JOB:
Reproduce the items word for word, from the first one through the line that contains "q6-option: ①实现中华民族伟大复兴的关键一招 xyxy=(418,247,530,256)", and include that final line.

Element position data:
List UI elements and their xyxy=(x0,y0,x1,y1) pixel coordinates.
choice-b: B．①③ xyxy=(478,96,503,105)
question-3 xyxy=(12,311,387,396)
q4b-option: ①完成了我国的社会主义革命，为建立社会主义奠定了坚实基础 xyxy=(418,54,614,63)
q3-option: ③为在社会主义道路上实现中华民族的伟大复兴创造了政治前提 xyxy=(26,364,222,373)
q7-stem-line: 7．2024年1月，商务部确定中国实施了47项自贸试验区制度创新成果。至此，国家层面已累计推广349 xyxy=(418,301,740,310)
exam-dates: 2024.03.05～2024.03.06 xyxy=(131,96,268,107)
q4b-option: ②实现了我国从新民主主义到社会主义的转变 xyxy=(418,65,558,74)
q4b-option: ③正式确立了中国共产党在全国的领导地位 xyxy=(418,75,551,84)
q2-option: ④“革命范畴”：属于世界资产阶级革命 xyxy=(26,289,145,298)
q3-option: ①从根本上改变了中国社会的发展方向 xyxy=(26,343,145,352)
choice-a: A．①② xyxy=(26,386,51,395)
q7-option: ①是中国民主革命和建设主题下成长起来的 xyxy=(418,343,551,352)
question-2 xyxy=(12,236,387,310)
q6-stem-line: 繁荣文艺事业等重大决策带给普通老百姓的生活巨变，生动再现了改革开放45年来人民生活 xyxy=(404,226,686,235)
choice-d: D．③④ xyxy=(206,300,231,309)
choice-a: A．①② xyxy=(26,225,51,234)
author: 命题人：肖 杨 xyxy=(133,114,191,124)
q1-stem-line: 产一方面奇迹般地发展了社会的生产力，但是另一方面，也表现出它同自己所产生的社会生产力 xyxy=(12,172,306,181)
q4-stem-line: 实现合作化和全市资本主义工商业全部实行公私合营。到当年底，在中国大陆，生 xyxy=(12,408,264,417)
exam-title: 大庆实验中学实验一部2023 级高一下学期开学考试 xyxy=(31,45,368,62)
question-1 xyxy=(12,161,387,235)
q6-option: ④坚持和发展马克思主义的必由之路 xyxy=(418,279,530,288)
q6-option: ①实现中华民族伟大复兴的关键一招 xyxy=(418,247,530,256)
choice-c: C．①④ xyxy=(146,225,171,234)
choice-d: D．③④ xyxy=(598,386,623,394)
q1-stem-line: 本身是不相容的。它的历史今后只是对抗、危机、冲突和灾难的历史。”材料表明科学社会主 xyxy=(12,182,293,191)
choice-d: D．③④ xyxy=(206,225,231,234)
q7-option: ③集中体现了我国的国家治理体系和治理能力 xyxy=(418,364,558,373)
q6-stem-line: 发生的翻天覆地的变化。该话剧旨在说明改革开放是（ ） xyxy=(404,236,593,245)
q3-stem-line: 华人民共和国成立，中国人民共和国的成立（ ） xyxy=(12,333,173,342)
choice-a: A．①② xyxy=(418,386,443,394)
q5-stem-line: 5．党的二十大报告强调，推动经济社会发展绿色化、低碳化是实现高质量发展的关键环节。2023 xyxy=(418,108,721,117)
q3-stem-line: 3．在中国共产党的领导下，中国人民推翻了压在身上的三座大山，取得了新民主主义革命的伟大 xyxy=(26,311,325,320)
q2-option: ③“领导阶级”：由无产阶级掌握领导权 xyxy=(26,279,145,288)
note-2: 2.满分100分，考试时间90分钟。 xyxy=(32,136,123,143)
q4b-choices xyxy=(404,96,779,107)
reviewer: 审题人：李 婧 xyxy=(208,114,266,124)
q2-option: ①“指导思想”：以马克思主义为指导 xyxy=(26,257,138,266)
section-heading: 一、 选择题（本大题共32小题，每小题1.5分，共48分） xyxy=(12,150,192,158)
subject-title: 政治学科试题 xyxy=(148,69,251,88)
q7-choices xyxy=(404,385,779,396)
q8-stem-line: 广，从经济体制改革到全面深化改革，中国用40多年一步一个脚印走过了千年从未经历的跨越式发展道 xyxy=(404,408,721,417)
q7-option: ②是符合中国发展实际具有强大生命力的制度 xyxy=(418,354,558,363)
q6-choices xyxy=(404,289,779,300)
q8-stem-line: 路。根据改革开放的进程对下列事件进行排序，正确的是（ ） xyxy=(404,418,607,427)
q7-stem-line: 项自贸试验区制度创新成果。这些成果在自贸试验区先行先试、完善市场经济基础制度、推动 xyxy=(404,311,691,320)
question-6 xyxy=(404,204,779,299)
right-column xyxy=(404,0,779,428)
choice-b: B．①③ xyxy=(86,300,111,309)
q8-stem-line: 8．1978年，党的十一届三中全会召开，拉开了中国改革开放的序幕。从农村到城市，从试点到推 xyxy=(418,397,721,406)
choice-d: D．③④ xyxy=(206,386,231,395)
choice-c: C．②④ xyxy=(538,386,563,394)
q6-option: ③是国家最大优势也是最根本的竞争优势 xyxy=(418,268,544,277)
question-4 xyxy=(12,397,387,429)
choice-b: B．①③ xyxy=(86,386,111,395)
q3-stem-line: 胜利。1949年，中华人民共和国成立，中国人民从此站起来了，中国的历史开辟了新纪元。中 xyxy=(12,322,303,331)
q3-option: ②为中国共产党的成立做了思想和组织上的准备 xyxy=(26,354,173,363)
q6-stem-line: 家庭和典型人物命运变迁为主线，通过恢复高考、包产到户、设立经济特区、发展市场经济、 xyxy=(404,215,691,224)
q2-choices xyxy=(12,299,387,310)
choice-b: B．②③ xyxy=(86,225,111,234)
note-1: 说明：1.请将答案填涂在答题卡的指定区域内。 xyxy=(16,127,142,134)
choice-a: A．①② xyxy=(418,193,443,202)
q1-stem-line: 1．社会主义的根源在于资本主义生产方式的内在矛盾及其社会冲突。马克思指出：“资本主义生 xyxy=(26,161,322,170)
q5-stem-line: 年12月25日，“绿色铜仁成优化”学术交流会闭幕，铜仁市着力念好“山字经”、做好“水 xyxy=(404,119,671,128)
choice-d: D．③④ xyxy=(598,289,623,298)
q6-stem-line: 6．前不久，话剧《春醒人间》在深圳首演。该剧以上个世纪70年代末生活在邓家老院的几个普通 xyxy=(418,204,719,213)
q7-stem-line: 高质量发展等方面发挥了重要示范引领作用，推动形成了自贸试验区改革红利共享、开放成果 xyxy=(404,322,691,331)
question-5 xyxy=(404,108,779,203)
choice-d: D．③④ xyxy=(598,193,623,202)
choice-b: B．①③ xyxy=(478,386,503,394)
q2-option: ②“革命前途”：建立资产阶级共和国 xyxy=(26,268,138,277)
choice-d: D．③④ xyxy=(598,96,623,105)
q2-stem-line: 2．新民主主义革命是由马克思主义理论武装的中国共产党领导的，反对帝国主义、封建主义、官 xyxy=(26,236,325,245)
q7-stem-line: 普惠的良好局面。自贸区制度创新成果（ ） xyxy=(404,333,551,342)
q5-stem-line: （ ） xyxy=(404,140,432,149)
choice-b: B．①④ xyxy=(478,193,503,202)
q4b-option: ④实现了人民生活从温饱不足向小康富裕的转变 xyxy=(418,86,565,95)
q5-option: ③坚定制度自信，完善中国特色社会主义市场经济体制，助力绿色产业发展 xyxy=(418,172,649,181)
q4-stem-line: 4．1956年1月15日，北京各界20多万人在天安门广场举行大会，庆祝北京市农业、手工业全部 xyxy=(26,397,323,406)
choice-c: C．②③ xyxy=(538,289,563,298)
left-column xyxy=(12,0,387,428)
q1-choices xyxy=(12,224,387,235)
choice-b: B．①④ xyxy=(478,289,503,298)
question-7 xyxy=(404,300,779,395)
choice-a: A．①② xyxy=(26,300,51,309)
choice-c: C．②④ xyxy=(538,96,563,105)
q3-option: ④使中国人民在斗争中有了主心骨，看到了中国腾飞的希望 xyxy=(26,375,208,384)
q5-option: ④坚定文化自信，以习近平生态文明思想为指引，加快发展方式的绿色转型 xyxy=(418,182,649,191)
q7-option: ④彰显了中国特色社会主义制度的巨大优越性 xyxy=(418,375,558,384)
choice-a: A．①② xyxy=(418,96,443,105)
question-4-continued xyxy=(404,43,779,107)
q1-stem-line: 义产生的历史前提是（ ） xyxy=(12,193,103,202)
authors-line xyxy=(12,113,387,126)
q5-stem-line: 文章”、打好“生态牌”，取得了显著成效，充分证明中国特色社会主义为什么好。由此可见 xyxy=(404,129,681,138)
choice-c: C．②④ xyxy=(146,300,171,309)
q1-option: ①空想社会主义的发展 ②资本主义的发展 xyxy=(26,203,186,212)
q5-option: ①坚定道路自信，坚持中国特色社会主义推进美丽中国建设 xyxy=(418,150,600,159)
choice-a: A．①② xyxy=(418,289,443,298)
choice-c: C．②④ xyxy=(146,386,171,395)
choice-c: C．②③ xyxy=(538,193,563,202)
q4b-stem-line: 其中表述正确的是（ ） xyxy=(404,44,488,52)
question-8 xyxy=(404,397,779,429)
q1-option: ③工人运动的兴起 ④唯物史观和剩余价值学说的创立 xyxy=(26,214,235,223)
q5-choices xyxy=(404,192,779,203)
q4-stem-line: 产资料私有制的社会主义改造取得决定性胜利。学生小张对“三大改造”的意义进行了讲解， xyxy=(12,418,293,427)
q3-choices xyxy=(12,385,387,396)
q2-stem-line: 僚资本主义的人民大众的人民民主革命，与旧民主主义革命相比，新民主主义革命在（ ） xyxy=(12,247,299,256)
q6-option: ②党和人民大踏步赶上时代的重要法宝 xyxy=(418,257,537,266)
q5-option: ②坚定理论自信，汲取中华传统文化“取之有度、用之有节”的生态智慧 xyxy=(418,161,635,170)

TASK RESPONSE:
List UI elements and their xyxy=(x0,y0,x1,y1) pixel coordinates.
choice-b: B．①③ xyxy=(478,96,503,105)
question-3 xyxy=(12,311,387,396)
q4b-option: ①完成了我国的社会主义革命，为建立社会主义奠定了坚实基础 xyxy=(418,54,614,63)
q3-option: ③为在社会主义道路上实现中华民族的伟大复兴创造了政治前提 xyxy=(26,364,222,373)
q7-stem-line: 7．2024年1月，商务部确定中国实施了47项自贸试验区制度创新成果。至此，国家层面已累计推广349 xyxy=(418,301,740,310)
exam-dates: 2024.03.05～2024.03.06 xyxy=(131,96,268,107)
q4b-option: ②实现了我国从新民主主义到社会主义的转变 xyxy=(418,65,558,74)
q4b-option: ③正式确立了中国共产党在全国的领导地位 xyxy=(418,75,551,84)
q2-option: ④“革命范畴”：属于世界资产阶级革命 xyxy=(26,289,145,298)
q3-option: ①从根本上改变了中国社会的发展方向 xyxy=(26,343,145,352)
choice-a: A．①② xyxy=(26,386,51,395)
q7-option: ①是中国民主革命和建设主题下成长起来的 xyxy=(418,343,551,352)
question-2 xyxy=(12,236,387,310)
q6-stem-line: 繁荣文艺事业等重大决策带给普通老百姓的生活巨变，生动再现了改革开放45年来人民生活 xyxy=(404,226,686,235)
choice-d: D．③④ xyxy=(206,300,231,309)
choice-a: A．①② xyxy=(26,225,51,234)
author: 命题人：肖 杨 xyxy=(133,114,191,124)
q1-stem-line: 产一方面奇迹般地发展了社会的生产力，但是另一方面，也表现出它同自己所产生的社会生产力 xyxy=(12,172,306,181)
q4-stem-line: 实现合作化和全市资本主义工商业全部实行公私合营。到当年底，在中国大陆，生 xyxy=(12,408,264,417)
exam-title: 大庆实验中学实验一部2023 级高一下学期开学考试 xyxy=(31,45,368,62)
question-1 xyxy=(12,161,387,235)
q6-option: ④坚持和发展马克思主义的必由之路 xyxy=(418,279,530,288)
q6-option: ①实现中华民族伟大复兴的关键一招 xyxy=(418,247,530,256)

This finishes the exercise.